» Written request 1: The blog post on Arctic methane quotes an abstract. List every type of measurement or observation that abstract says the researchers used.
» Written request 2: Carry on the blog post on Arctic methane, starting after its final sentence.
### Passage provided ###
Sunday, November 24, 2013

Eli and the Weasel

While Eli counts the Weasel as a frienemey (they jump about stupidly and eat bunnies you know), the Rabett does think that he is a tad too attracted to the economically attractive counterfactual.   Still, on many things we are friends in fur, and on the immediate threat of methane emissions bubbling out of the Arctic ocean in moderate agreement.

There are others pushing that peanut, amongst the now most active, Natalia Shakhova from the Russian Academy of Sciences in Vladavostok, and, humor abounds in such things, the University of Alaska Fairbanks who works out of the Akasofu Building.  Shakhova and colleagues have published a new paper in Nature

Vast quantities of carbon are stored in shallow Arctic reservoirs, such as submarine and terrestrial permafrost. Submarine permafrost on the East Siberian Arctic Shelf started warming in the early Holocene, several thousand years ago. However, the present state of the permafrost in this region is uncertain. Here, we present data on the temperature of submarine permafrost on the East Siberian Arctic Shelf using measurements collected from a sediment core, together with sonar-derived observations of bubble flux and measurements of seawater methane levels taken from the same region. The temperature of the sediment core ranged from −1.8 to 0 °C. Although the surface layer exhibited the lowest temperatures, it was entirely unfrozen, owing to significant concentrations of salt. On the basis of the sonar data, we estimate that bubbles escaping the partially thawed permafrost inject 100–630 mg methane m−2d−1 into the overlying water column. We further show that water-column methane levels had dropped significantly following the passage of two storms. We suggest that significant quantities of methane are escaping the East Siberian Shelf as a result of the degradation of submarine permafrost over thousands of years. We suggest that bubbles and storms facilitate the flux of this methane to the overlying ocean and atmosphere, respectively.
### Stored data ###
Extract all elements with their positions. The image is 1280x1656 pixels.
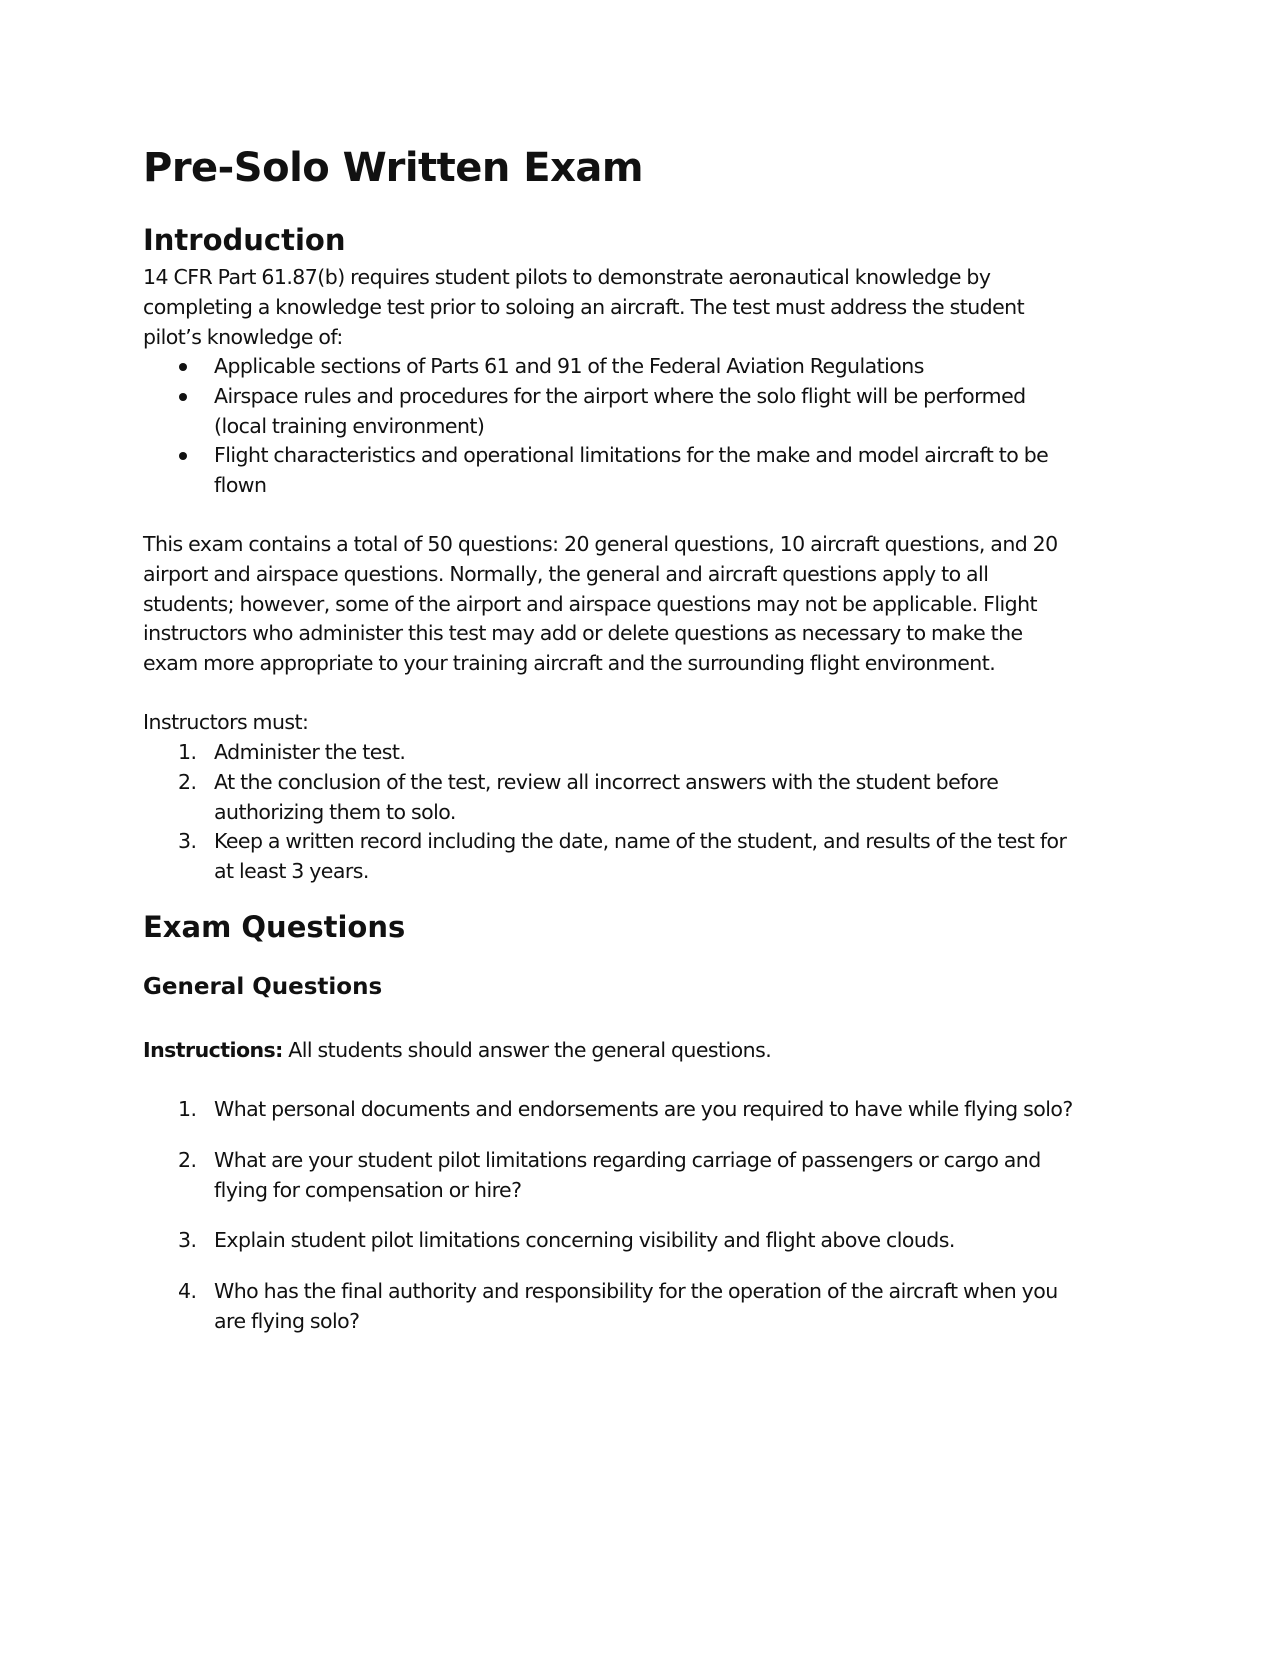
bullet-text: Airspace rules and procedures for the airport where the solo flight will be performed (local training environment) (214, 383, 1026, 438)
knowledge-bullet-list (143, 352, 1073, 501)
introduction-heading: Introduction (143, 223, 346, 257)
question-text: Explain student pilot limitations concerning visibility and flight above clouds. (214, 1228, 955, 1253)
instructor-steps-list (143, 738, 1073, 887)
step-number: 3. (178, 829, 197, 854)
question-number: 4. (178, 1279, 197, 1304)
question-item (143, 1277, 1073, 1337)
bullet-item (143, 382, 1073, 442)
general-instructions (143, 1036, 1073, 1066)
bullet-text: Flight characteristics and operational limitations for the make and model aircraft to be flown (214, 443, 1049, 498)
instructor-step (143, 827, 1073, 887)
question-number: 3. (178, 1228, 197, 1253)
question-text: What are your student pilot limitations regarding carriage of passengers or cargo and flying for compensation or hire? (214, 1147, 1041, 1202)
question-text: Who has the final authority and responsibility for the operation of the aircraft when you are flying solo? (214, 1279, 1058, 1333)
bullet-icon (179, 452, 187, 460)
question-number: 1. (178, 1097, 197, 1121)
step-number: 1. (178, 740, 197, 764)
instructions-text: All students should answer the general questions. (282, 1038, 772, 1062)
question-item (143, 1226, 1073, 1256)
general-questions-heading: General Questions (143, 974, 383, 1000)
step-text: Keep a written record including the date, name of the student, and results of the test for at least 3 years. (214, 829, 1067, 884)
exam-summary-paragraph: This exam contains a total of 50 questions: 20 general questions, 10 aircraft questions, and 20 airport and airspace questions. Normally, the general and aircraft questions apply to all students; however, some of the airport and airspace questions may not be applicable. Flight instructors who administer this test may add or delete questions as necessary to make the exam more appropriate to your training aircraft and the surrounding flight environment. (143, 532, 1058, 676)
general-questions-list (143, 1095, 1073, 1358)
instructors-label: Instructors must: (143, 710, 309, 734)
question-item (143, 1095, 1073, 1125)
bullet-icon (179, 393, 187, 401)
bullet-item (143, 352, 1073, 382)
step-text: Administer the test. (214, 740, 406, 764)
bullet-icon (179, 363, 187, 371)
instructor-step (143, 768, 1073, 828)
instructions-label: Instructions: (143, 1038, 283, 1062)
step-text: At the conclusion of the test, review all incorrect answers with the student before authorizing them to solo. (214, 769, 999, 824)
introduction-paragraph: 14 CFR Part 61.87(b) requires student pilots to demonstrate aeronautical knowledge by completing a knowledge test prior to soloing an aircraft. The test must address the student pilot’s knowledge of: (143, 265, 1025, 349)
document-title: Pre-Solo Written Exam (143, 145, 644, 191)
question-item (143, 1146, 1073, 1206)
question-number: 2. (178, 1147, 197, 1172)
step-number: 2. (178, 769, 197, 794)
bullet-item (143, 441, 1073, 501)
question-text: What personal documents and endorsements are you required to have while flying solo? (214, 1097, 1073, 1121)
instructor-step (143, 738, 1073, 768)
exam-questions-heading: Exam Questions (143, 910, 406, 944)
bullet-text: Applicable sections of Parts 61 and 91 of the Federal Aviation Regulations (214, 354, 924, 378)
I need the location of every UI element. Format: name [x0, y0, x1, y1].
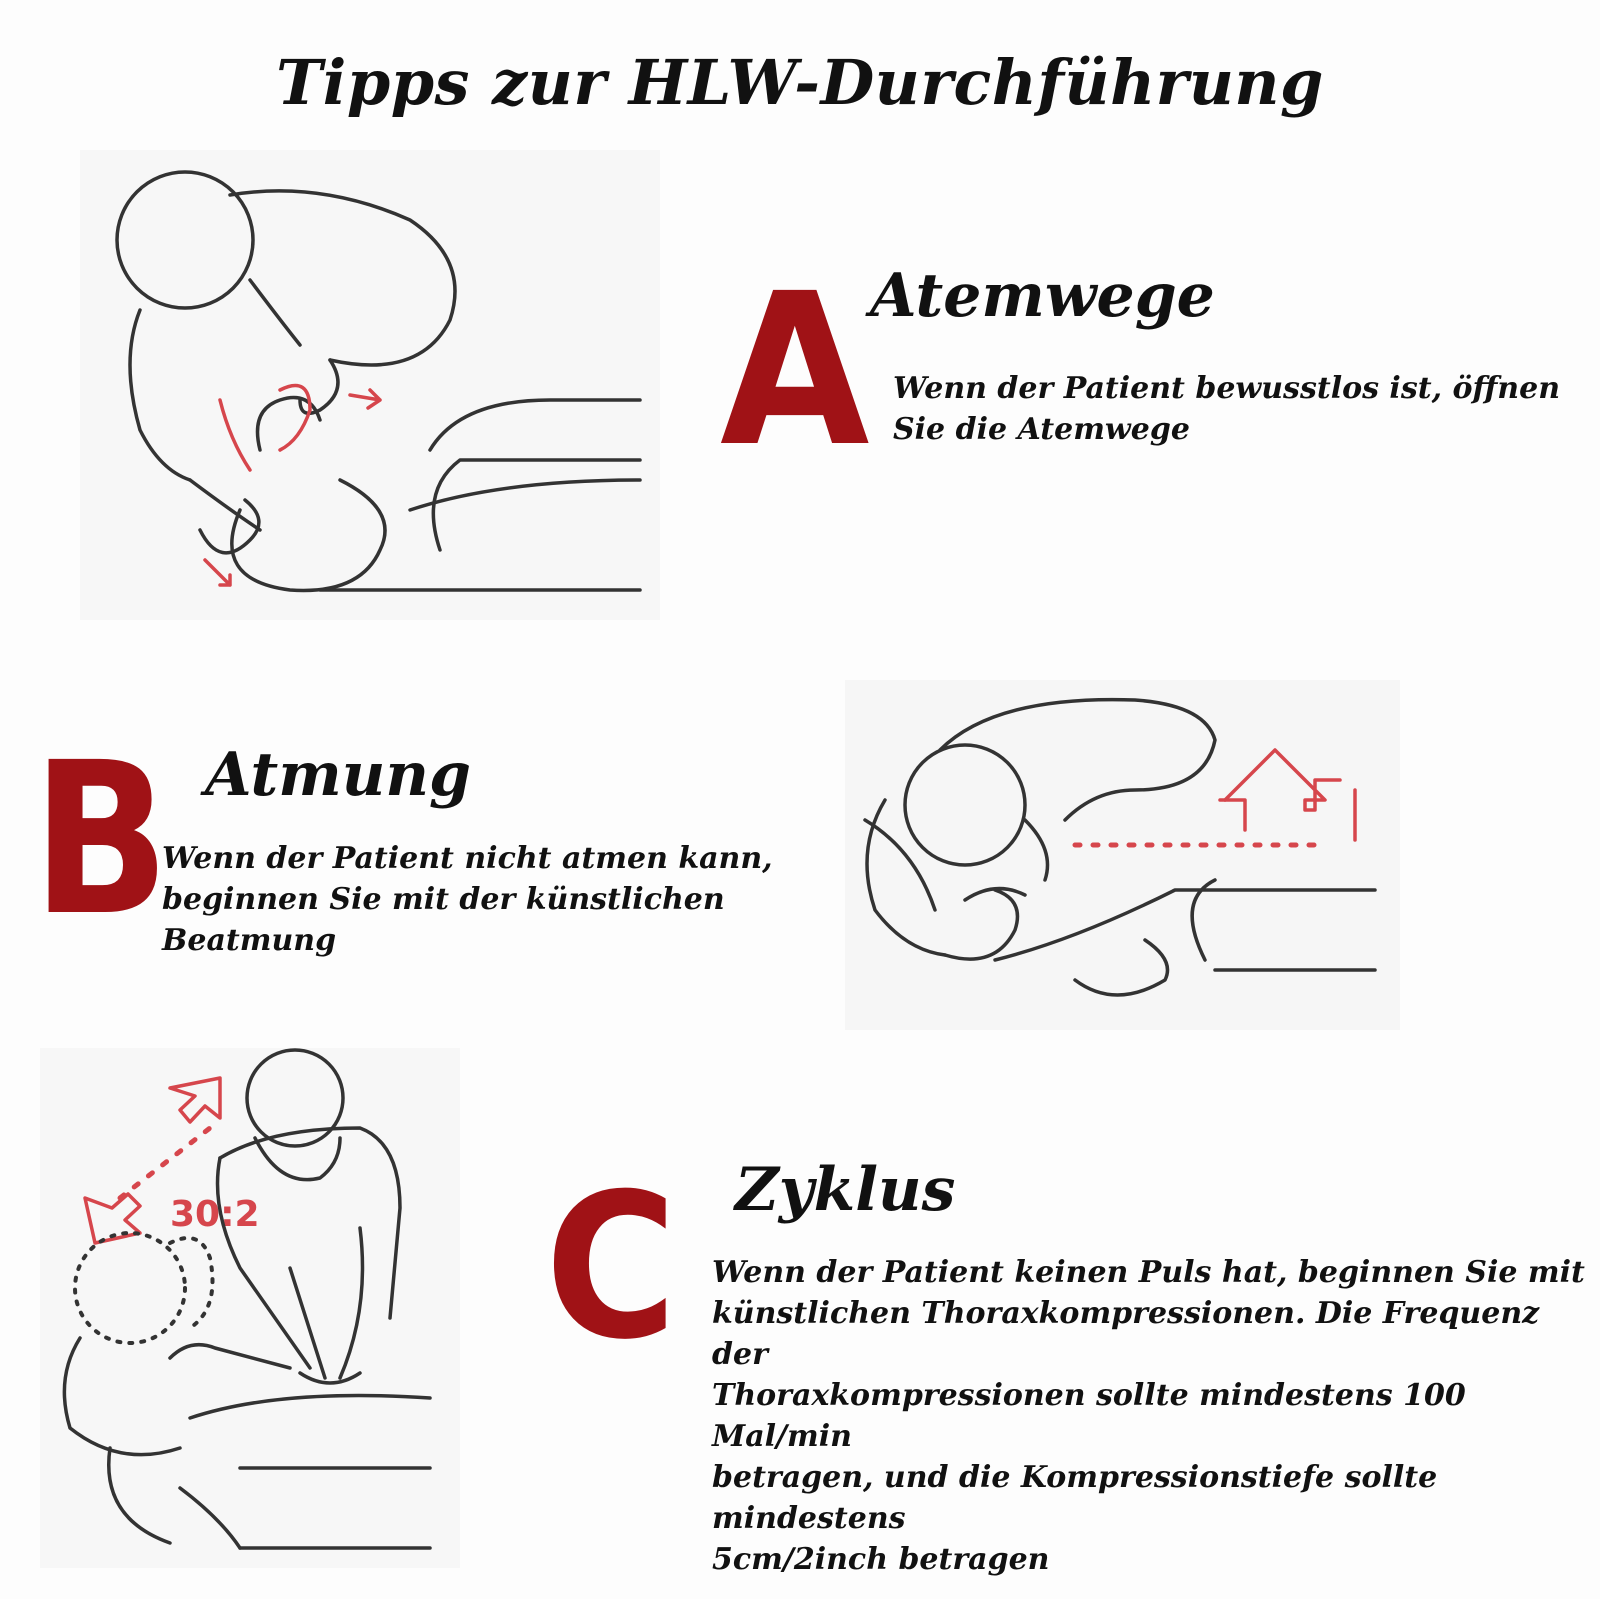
section-c-text-line: Thoraxkompressionen sollte mindestens 100 Mal/min	[712, 1378, 1466, 1454]
section-b-heading: Atmung	[205, 740, 471, 810]
section-a-text-line: Wenn der Patient bewusstlos ist, öffnen	[893, 371, 1561, 406]
section-c-text	[712, 1252, 1600, 1580]
section-c-text-line: Wenn der Patient keinen Puls hat, beginnen Sie mit	[712, 1255, 1585, 1290]
section-c-text-line: betragen, und die Kompressionstiefe sollte mindestens	[712, 1460, 1438, 1536]
page-title: Tipps zur HLW-Durchführung	[276, 46, 1324, 119]
section-c-text-line: künstlichen Thoraxkompressionen. Die Frequenz der	[712, 1296, 1540, 1372]
section-b-letter: B	[32, 717, 170, 962]
ratio-label: 30:2	[170, 1194, 260, 1235]
section-c-heading: Zyklus	[735, 1155, 956, 1225]
section-c-text-line: 5cm/2inch betragen	[712, 1542, 1050, 1577]
section-a-letter: A	[720, 248, 870, 493]
compression-illustration	[40, 1048, 460, 1568]
section-b-text-line: Wenn der Patient nicht atmen kann,	[162, 841, 773, 876]
section-a-text	[893, 368, 1560, 450]
airway-illustration	[80, 150, 660, 620]
section-b-text-line: Beatmung	[162, 923, 337, 958]
section-a-text-line: Sie die Atemwege	[893, 412, 1190, 447]
breathing-illustration	[845, 680, 1400, 1030]
section-a-heading: Atemwege	[870, 261, 1215, 331]
section-c-letter: C	[545, 1151, 678, 1384]
section-b-text	[162, 838, 773, 961]
section-b-text-line: beginnen Sie mit der künstlichen	[162, 882, 725, 917]
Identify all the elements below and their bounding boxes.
###
» Reply 1:
- Temperature of submarine permafrost, measured in a sediment core
- Sonar-derived observations of bubble flux
- Seawater methane levels, measured in the same region

» Reply 2:
with paper flaking going on over at Climate Central.   Eli has some questions about this paper, to be discussed later, for example mixing from storms could enhance solvation and reaction of the methane in the ocean as well as release it to the atmosphere, but here, the Bunny would simply point to methane column density (the amount of methane between the surface and the top of the atmophere) as measured by the SCIAMACHY probe during the summers between 2003 and 2005, the time of year, when, according to Shakhova the emissions from the Siberian coast would be strongest



The emissions from the Arctic do not appear to dominate at that point in time. 

UPDATE:  Here is another map showing the same thing.  Note that the major emissions are across the middle of Siberia, not as one of our fans said, near the Siberian coast

 

39 comments:

Sou said...

Does the paper find more is escaping or is it simply reporting the latest measurements? The abstract suggests the former but an article I read about the paper suggested the latter.

(I don't have a subs to nature.)

Anonymous said...

"The emissions from the Arctic do not appear to dominate at that point in time. "

Did the Shakhova paper claim that they did?

More specifically, are the plots (plural) that you link to inconsistent with the actual Shakhova results? (eg, that 17 teragrams per year were being released from East Siberia Arctic Shelf )

How (quantifiably) can you tell (one way or the other) from those plots that you linked to?

Anonymous said...

"The emissions from the Arctic do not appear to dominate at that point in time. "

It's not even clear what you mean by "dominate"








Jim Prall said...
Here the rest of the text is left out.